Stored data:

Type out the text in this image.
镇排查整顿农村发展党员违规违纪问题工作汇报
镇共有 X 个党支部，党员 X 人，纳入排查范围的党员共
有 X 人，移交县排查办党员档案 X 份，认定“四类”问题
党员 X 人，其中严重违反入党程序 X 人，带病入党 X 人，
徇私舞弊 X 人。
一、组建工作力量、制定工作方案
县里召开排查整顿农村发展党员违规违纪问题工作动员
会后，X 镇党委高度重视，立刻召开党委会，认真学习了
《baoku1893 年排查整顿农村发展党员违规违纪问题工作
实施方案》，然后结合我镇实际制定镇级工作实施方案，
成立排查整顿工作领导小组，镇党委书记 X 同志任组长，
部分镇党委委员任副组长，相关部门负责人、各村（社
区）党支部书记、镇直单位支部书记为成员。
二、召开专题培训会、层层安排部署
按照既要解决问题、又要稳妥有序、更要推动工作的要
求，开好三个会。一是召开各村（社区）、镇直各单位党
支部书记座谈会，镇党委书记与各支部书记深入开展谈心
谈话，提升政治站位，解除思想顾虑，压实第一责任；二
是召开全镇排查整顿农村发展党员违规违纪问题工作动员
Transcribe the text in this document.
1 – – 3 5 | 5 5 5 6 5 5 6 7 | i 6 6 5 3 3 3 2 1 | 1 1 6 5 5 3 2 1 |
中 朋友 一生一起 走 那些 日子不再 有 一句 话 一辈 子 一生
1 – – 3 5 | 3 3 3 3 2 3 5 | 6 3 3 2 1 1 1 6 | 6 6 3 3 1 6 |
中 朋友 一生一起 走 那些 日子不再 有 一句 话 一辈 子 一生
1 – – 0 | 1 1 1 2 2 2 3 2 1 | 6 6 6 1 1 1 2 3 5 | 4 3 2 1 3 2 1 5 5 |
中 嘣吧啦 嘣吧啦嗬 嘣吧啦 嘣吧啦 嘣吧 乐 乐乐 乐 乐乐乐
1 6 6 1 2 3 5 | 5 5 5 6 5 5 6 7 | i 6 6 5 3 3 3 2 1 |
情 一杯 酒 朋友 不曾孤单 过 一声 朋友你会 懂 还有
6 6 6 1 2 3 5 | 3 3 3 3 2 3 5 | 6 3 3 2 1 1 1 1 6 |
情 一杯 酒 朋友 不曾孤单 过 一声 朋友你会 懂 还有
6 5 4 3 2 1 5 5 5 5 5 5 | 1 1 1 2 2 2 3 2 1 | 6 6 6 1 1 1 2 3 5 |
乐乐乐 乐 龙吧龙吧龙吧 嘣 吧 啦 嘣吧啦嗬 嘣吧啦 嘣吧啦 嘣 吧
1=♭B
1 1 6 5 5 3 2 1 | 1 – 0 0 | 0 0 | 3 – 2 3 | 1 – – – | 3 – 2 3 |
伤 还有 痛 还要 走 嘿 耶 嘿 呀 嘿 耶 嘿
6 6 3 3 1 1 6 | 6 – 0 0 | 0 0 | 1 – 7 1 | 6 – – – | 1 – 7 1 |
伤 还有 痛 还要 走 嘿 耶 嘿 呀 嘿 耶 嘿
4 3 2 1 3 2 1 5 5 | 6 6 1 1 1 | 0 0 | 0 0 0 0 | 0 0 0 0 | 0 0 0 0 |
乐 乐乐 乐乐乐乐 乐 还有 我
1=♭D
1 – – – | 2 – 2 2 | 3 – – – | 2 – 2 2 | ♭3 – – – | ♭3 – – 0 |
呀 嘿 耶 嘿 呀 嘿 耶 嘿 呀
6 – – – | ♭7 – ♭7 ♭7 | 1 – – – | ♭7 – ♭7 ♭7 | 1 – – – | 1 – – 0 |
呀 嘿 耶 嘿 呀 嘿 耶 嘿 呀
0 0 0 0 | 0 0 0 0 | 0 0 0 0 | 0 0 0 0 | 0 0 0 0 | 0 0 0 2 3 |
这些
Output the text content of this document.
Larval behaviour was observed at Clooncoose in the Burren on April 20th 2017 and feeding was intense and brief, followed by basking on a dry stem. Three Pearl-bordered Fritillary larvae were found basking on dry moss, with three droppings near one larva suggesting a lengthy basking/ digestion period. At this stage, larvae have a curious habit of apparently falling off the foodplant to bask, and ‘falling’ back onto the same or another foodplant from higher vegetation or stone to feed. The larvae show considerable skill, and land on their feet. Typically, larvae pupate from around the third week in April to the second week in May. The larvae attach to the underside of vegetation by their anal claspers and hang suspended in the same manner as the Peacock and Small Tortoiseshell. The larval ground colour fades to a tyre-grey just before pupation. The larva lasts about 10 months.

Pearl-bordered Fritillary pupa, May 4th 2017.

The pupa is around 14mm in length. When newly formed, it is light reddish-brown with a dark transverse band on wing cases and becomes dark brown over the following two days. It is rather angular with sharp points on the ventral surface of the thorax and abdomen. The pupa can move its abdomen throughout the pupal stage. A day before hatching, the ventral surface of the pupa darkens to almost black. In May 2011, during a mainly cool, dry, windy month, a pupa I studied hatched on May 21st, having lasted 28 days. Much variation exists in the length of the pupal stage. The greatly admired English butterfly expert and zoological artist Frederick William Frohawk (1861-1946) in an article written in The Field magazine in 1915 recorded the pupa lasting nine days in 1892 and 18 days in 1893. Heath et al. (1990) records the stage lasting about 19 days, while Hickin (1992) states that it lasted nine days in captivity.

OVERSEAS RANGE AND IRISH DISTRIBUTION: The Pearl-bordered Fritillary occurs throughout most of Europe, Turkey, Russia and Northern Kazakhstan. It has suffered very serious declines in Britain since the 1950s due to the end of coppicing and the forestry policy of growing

> What you will do
Output all preceding records character for character.

> Task result
Type out the text in this image.
镇排查整顿农村发展党员违规违纪问题工作汇报
镇共有 X 个党支部，党员 X 人，纳入排查范围的党员共
有 X 人，移交县排查办党员档案 X 份，认定“四类”问题
党员 X 人，其中严重违反入党程序 X 人，带病入党 X 人，
徇私舞弊 X 人。
一、组建工作力量、制定工作方案
县里召开排查整顿农村发展党员违规违纪问题工作动员
会后，X 镇党委高度重视，立刻召开党委会，认真学习了
《baoku1893 年排查整顿农村发展党员违规违纪问题工作
实施方案》，然后结合我镇实际制定镇级工作实施方案，
成立排查整顿工作领导小组，镇党委书记 X 同志任组长，
部分镇党委委员任副组长，相关部门负责人、各村（社
区）党支部书记、镇直单位支部书记为成员。
二、召开专题培训会、层层安排部署
按照既要解决问题、又要稳妥有序、更要推动工作的要
求，开好三个会。一是召开各村（社区）、镇直各单位党
支部书记座谈会，镇党委书记与各支部书记深入开展谈心
谈话，提升政治站位，解除思想顾虑，压实第一责任；二
是召开全镇排查整顿农村发展党员违规违纪问题工作动员
Transcribe the text in this document.
1 – – 3 5 | 5 5 5 6 5 5 6 7 | i 6 6 5 3 3 3 2 1 | 1 1 6 5 5 3 2 1 |
中 朋友 一生一起 走 那些 日子不再 有 一句 话 一辈 子 一生
1 – – 3 5 | 3 3 3 3 2 3 5 | 6 3 3 2 1 1 1 6 | 6 6 3 3 1 6 |
中 朋友 一生一起 走 那些 日子不再 有 一句 话 一辈 子 一生
1 – – 0 | 1 1 1 2 2 2 3 2 1 | 6 6 6 1 1 1 2 3 5 | 4 3 2 1 3 2 1 5 5 |
中 嘣吧啦 嘣吧啦嗬 嘣吧啦 嘣吧啦 嘣吧 乐 乐乐 乐 乐乐乐
1 6 6 1 2 3 5 | 5 5 5 6 5 5 6 7 | i 6 6 5 3 3 3 2 1 |
情 一杯 酒 朋友 不曾孤单 过 一声 朋友你会 懂 还有
6 6 6 1 2 3 5 | 3 3 3 3 2 3 5 | 6 3 3 2 1 1 1 1 6 |
情 一杯 酒 朋友 不曾孤单 过 一声 朋友你会 懂 还有
6 5 4 3 2 1 5 5 5 5 5 5 | 1 1 1 2 2 2 3 2 1 | 6 6 6 1 1 1 2 3 5 |
乐乐乐 乐 龙吧龙吧龙吧 嘣 吧 啦 嘣吧啦嗬 嘣吧啦 嘣吧啦 嘣 吧
1=♭B
1 1 6 5 5 3 2 1 | 1 – 0 0 | 0 0 | 3 – 2 3 | 1 – – – | 3 – 2 3 |
伤 还有 痛 还要 走 嘿 耶 嘿 呀 嘿 耶 嘿
6 6 3 3 1 1 6 | 6 – 0 0 | 0 0 | 1 – 7 1 | 6 – – – | 1 – 7 1 |
伤 还有 痛 还要 走 嘿 耶 嘿 呀 嘿 耶 嘿
4 3 2 1 3 2 1 5 5 | 6 6 1 1 1 | 0 0 | 0 0 0 0 | 0 0 0 0 | 0 0 0 0 |
乐 乐乐 乐乐乐乐 乐 还有 我
1=♭D
1 – – – | 2 – 2 2 | 3 – – – | 2 – 2 2 | ♭3 – – – | ♭3 – – 0 |
呀 嘿 耶 嘿 呀 嘿 耶 嘿 呀
6 – – – | ♭7 – ♭7 ♭7 | 1 – – – | ♭7 – ♭7 ♭7 | 1 – – – | 1 – – 0 |
呀 嘿 耶 嘿 呀 嘿 耶 嘿 呀
0 0 0 0 | 0 0 0 0 | 0 0 0 0 | 0 0 0 0 | 0 0 0 0 | 0 0 0 2 3 |
这些
Output the text content of this document.
Larval behaviour was observed at Clooncoose in the Burren on April 20th 2017 and feeding was intense and brief, followed by basking on a dry stem. Three Pearl-bordered Fritillary larvae were found basking on dry moss, with three droppings near one larva suggesting a lengthy basking/ digestion period. At this stage, larvae have a curious habit of apparently falling off the foodplant to bask, and ‘falling’ back onto the same or another foodplant from higher vegetation or stone to feed. The larvae show considerable skill, and land on their feet. Typically, larvae pupate from around the third week in April to the second week in May. The larvae attach to the underside of vegetation by their anal claspers and hang suspended in the same manner as the Peacock and Small Tortoiseshell. The larval ground colour fades to a tyre-grey just before pupation. The larva lasts about 10 months.

Pearl-bordered Fritillary pupa, May 4th 2017.

The pupa is around 14mm in length. When newly formed, it is light reddish-brown with a dark transverse band on wing cases and becomes dark brown over the following two days. It is rather angular with sharp points on the ventral surface of the thorax and abdomen. The pupa can move its abdomen throughout the pupal stage. A day before hatching, the ventral surface of the pupa darkens to almost black. In May 2011, during a mainly cool, dry, windy month, a pupa I studied hatched on May 21st, having lasted 28 days. Much variation exists in the length of the pupal stage. The greatly admired English butterfly expert and zoological artist Frederick William Frohawk (1861-1946) in an article written in The Field magazine in 1915 recorded the pupa lasting nine days in 1892 and 18 days in 1893. Heath et al. (1990) records the stage lasting about 19 days, while Hickin (1992) states that it lasted nine days in captivity.

OVERSEAS RANGE AND IRISH DISTRIBUTION: The Pearl-bordered Fritillary occurs throughout most of Europe, Turkey, Russia and Northern Kazakhstan. It has suffered very serious declines in Britain since the 1950s due to the end of coppicing and the forestry policy of growing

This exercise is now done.